= Stated task =
Determine how many lines contain the string "TradingView" and reply with that number alone.

= Working data =
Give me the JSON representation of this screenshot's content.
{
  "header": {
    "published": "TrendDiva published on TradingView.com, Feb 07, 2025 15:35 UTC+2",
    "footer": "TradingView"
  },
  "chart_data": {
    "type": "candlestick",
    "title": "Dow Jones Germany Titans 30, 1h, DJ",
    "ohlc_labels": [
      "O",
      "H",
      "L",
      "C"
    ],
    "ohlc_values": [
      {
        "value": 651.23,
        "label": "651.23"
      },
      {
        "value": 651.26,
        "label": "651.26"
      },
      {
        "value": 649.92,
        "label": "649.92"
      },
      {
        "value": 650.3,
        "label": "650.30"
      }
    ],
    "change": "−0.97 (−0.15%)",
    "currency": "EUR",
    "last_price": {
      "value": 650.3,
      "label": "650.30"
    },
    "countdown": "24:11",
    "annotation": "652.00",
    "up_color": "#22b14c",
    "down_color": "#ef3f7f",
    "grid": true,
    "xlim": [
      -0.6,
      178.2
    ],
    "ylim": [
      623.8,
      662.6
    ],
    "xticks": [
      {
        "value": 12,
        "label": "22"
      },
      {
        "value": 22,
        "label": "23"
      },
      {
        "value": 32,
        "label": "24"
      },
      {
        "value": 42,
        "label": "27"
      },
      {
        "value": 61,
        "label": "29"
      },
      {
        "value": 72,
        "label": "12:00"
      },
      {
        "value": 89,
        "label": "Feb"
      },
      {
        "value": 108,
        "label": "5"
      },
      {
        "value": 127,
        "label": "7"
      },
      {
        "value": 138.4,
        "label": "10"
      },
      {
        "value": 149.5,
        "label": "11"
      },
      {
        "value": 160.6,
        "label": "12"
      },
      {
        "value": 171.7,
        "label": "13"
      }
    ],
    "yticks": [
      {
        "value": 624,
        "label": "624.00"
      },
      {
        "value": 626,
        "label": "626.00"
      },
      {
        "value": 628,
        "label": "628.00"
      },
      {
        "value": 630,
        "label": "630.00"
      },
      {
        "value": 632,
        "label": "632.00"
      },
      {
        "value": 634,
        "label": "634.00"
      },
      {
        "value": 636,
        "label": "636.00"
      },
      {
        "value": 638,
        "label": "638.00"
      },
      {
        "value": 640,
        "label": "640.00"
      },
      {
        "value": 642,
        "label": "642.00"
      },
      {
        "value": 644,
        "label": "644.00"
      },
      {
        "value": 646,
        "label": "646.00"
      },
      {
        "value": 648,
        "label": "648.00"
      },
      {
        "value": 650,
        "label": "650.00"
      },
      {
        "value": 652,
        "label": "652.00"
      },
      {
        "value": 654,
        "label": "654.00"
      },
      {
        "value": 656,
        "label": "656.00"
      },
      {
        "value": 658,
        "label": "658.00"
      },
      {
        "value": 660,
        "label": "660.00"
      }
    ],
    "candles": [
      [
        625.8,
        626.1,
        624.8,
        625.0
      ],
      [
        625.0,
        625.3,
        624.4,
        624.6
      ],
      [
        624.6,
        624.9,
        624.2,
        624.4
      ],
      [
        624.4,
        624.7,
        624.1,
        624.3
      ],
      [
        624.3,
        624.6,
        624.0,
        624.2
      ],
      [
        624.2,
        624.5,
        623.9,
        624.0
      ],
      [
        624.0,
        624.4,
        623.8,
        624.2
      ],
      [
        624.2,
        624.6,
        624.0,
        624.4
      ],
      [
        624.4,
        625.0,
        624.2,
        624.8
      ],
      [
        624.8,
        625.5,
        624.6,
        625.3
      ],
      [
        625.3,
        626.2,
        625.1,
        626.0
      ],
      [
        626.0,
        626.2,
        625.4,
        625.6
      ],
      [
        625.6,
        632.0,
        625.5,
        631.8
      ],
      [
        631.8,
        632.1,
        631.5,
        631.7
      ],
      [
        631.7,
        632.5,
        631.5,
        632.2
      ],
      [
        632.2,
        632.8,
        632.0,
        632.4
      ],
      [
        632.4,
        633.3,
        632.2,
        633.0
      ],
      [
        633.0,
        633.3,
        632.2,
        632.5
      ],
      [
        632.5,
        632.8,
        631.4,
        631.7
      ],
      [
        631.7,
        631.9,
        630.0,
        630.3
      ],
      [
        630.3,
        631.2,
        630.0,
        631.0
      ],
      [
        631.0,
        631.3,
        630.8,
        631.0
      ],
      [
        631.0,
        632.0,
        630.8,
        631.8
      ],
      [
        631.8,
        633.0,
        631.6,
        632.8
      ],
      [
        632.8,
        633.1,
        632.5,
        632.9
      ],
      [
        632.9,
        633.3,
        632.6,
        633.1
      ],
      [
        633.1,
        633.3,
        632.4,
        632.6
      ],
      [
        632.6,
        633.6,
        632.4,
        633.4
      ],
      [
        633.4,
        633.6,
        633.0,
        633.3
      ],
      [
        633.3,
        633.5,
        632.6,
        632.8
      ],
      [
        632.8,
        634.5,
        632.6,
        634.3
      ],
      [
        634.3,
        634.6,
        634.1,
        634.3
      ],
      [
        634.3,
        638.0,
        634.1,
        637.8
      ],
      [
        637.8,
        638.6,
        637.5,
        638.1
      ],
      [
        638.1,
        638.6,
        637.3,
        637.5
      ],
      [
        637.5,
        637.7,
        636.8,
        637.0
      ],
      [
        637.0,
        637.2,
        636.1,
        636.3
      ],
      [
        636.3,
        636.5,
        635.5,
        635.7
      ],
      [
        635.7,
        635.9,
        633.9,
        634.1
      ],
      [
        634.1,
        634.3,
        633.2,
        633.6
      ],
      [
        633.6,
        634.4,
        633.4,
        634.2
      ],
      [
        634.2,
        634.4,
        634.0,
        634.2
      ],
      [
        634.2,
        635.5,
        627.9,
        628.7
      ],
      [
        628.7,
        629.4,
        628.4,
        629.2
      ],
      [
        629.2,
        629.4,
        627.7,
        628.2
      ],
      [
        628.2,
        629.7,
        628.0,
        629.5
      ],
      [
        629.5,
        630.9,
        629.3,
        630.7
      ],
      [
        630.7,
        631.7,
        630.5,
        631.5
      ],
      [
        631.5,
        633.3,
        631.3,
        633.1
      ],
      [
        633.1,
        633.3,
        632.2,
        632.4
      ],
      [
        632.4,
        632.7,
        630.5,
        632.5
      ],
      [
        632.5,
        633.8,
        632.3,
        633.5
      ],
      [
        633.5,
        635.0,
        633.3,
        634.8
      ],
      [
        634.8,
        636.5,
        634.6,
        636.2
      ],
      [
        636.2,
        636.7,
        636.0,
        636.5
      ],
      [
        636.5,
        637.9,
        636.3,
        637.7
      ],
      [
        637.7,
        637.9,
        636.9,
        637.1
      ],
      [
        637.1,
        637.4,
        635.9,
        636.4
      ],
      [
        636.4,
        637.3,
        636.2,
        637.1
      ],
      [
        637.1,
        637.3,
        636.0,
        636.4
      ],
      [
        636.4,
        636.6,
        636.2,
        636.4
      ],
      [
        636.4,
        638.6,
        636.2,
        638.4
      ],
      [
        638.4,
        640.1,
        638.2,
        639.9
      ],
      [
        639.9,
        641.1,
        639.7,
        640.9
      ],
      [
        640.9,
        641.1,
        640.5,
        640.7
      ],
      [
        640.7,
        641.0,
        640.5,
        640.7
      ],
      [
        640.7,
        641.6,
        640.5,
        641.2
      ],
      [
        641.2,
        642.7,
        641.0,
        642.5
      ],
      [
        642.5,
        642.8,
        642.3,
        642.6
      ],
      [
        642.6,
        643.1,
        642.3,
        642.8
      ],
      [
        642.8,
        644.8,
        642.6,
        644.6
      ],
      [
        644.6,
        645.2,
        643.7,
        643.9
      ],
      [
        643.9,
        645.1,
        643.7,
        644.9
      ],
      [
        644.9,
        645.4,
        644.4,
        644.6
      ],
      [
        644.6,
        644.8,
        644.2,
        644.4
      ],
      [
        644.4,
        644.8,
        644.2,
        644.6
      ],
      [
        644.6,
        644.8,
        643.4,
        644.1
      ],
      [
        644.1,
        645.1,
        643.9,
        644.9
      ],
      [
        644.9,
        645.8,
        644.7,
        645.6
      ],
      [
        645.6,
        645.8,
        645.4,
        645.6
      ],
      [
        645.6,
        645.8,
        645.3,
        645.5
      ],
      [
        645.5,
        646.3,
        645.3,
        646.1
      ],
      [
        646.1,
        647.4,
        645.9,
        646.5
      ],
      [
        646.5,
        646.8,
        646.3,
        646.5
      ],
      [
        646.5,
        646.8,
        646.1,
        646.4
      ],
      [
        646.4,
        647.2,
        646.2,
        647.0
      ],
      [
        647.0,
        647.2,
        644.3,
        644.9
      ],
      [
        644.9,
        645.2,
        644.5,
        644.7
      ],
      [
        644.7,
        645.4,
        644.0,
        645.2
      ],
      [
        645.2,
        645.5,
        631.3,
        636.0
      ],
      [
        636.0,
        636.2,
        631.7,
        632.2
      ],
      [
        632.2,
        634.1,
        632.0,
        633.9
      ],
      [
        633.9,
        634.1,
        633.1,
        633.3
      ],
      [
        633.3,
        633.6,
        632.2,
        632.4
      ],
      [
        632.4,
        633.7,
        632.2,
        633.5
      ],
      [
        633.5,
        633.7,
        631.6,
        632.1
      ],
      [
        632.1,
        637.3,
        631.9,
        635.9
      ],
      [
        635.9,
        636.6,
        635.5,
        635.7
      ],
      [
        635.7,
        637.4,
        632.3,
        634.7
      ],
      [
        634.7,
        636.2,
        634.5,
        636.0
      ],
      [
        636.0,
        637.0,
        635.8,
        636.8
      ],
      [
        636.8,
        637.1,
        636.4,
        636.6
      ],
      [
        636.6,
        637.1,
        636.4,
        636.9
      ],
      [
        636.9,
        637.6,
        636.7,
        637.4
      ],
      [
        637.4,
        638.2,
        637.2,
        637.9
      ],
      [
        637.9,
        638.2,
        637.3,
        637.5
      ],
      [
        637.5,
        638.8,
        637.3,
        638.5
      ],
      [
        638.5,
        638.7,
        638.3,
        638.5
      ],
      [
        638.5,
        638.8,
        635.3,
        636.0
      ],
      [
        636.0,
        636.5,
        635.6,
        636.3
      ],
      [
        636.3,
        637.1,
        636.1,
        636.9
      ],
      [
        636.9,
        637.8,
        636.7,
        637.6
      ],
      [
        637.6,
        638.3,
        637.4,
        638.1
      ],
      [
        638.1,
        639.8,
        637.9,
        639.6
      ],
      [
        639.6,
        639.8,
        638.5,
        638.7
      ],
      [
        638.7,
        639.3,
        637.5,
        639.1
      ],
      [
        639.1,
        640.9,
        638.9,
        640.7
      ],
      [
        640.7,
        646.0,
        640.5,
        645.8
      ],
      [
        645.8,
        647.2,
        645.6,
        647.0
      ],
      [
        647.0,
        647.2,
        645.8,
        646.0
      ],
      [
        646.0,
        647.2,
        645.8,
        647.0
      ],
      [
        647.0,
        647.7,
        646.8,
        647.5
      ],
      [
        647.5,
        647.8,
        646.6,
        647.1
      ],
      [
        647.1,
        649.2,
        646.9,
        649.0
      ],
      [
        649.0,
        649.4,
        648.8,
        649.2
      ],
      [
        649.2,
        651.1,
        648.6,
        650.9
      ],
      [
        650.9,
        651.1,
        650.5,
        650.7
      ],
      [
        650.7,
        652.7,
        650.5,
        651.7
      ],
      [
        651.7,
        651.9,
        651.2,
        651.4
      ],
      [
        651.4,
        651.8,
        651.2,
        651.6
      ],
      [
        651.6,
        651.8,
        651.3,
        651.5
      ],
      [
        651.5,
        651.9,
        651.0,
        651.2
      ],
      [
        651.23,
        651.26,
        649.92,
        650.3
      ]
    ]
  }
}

= Final answer =
2